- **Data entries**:
========
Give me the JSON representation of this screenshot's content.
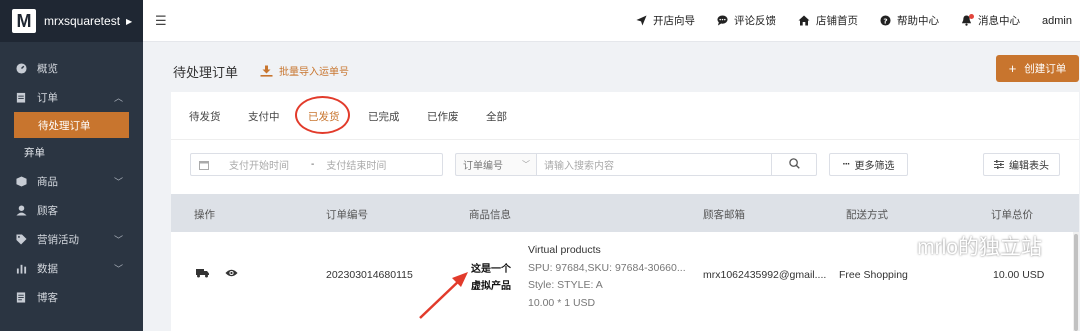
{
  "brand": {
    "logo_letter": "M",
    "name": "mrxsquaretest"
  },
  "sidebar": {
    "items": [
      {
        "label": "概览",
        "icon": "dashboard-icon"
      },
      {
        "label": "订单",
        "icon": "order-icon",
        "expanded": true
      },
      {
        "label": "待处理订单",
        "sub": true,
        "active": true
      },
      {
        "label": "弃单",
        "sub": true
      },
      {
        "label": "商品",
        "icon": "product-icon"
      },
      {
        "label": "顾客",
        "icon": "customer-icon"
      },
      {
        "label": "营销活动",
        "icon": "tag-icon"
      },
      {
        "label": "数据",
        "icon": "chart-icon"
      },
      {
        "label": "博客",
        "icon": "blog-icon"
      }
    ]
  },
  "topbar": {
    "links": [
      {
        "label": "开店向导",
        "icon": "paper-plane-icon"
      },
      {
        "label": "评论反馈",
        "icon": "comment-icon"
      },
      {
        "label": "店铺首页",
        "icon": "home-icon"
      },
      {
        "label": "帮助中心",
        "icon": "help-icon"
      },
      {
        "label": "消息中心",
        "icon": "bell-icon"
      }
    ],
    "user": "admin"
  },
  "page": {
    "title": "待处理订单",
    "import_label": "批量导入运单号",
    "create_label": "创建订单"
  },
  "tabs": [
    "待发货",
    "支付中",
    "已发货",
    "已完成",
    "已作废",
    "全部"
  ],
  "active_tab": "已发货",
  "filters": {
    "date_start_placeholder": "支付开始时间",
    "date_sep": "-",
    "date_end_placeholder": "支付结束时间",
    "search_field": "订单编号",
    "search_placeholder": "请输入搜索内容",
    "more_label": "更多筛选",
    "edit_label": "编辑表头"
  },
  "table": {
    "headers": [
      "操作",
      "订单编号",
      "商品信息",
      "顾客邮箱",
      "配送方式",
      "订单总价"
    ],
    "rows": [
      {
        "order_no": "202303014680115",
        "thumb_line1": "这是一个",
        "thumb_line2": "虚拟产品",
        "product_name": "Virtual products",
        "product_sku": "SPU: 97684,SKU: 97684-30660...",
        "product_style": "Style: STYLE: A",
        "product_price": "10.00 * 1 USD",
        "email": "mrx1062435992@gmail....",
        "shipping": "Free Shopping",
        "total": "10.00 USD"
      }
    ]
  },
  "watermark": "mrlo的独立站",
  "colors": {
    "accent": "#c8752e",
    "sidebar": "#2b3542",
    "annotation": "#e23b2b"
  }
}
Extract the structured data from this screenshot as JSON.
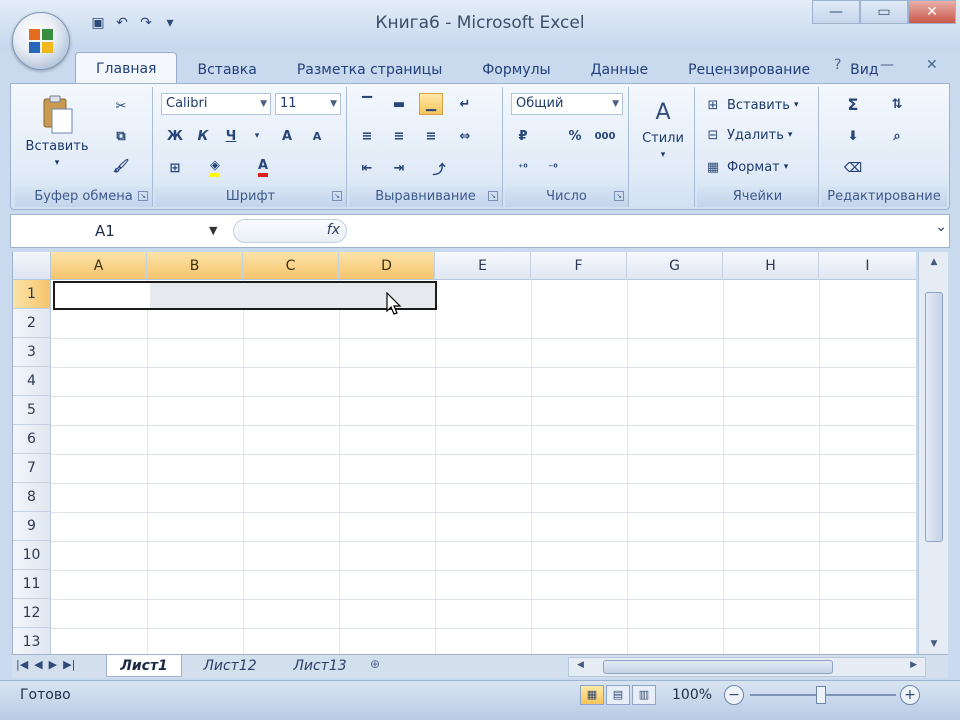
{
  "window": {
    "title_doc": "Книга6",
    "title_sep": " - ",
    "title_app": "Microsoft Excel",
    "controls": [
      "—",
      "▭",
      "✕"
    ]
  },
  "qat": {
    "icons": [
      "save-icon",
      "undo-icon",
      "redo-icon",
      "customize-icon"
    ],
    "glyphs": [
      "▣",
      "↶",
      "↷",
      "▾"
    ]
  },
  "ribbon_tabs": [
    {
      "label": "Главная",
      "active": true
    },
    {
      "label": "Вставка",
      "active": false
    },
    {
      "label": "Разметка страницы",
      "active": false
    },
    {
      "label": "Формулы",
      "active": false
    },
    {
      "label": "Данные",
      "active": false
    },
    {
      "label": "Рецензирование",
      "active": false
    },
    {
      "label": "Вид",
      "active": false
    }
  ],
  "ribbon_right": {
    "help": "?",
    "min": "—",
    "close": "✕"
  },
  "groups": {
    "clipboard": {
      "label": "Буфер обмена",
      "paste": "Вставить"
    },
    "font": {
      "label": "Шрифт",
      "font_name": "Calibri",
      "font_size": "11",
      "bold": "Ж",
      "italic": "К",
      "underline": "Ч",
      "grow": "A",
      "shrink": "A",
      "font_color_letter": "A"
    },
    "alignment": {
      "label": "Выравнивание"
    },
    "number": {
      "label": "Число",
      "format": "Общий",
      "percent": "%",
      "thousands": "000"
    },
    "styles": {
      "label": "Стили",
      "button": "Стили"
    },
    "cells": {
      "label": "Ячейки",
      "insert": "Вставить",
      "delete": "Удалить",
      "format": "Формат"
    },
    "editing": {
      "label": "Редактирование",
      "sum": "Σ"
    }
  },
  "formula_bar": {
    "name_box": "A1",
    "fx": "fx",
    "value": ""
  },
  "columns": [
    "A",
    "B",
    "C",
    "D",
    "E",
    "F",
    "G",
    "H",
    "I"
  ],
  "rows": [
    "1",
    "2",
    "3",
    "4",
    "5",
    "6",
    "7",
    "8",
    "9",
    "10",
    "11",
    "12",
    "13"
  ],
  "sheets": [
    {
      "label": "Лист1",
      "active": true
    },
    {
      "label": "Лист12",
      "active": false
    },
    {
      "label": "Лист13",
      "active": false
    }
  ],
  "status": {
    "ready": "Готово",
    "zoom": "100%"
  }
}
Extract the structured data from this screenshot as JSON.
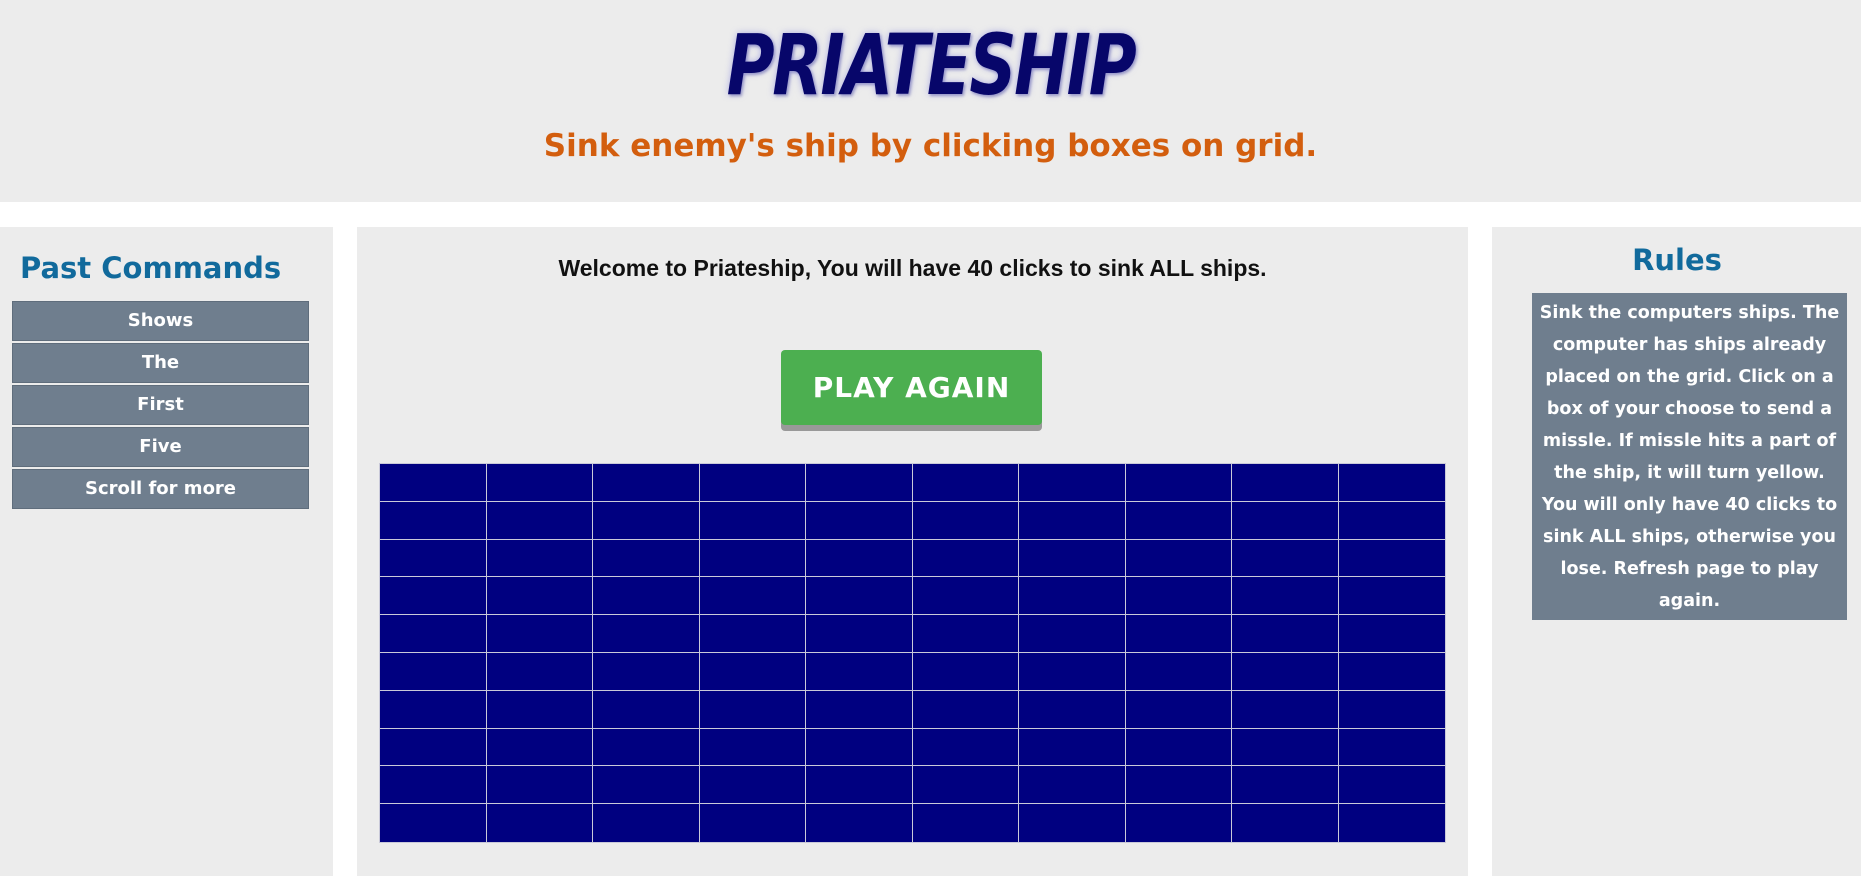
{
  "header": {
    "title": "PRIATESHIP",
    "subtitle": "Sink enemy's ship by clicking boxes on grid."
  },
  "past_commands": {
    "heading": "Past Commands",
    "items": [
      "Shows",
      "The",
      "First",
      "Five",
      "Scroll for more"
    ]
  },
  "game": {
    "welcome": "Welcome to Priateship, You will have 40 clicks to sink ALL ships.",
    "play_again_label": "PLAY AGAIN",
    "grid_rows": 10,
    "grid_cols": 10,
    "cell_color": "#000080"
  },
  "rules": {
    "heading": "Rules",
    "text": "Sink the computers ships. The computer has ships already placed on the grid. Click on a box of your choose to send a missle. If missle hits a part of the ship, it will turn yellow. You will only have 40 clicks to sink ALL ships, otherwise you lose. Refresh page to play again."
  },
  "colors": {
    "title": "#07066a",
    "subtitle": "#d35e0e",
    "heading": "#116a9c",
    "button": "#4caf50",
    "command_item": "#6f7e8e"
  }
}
========
- **What is being asked**:
Consider the entries above and return each line with the string "heading".

- **Finished task**:
    "heading": "Past Commands",
    "heading": "Rules",
    "heading": "#116a9c",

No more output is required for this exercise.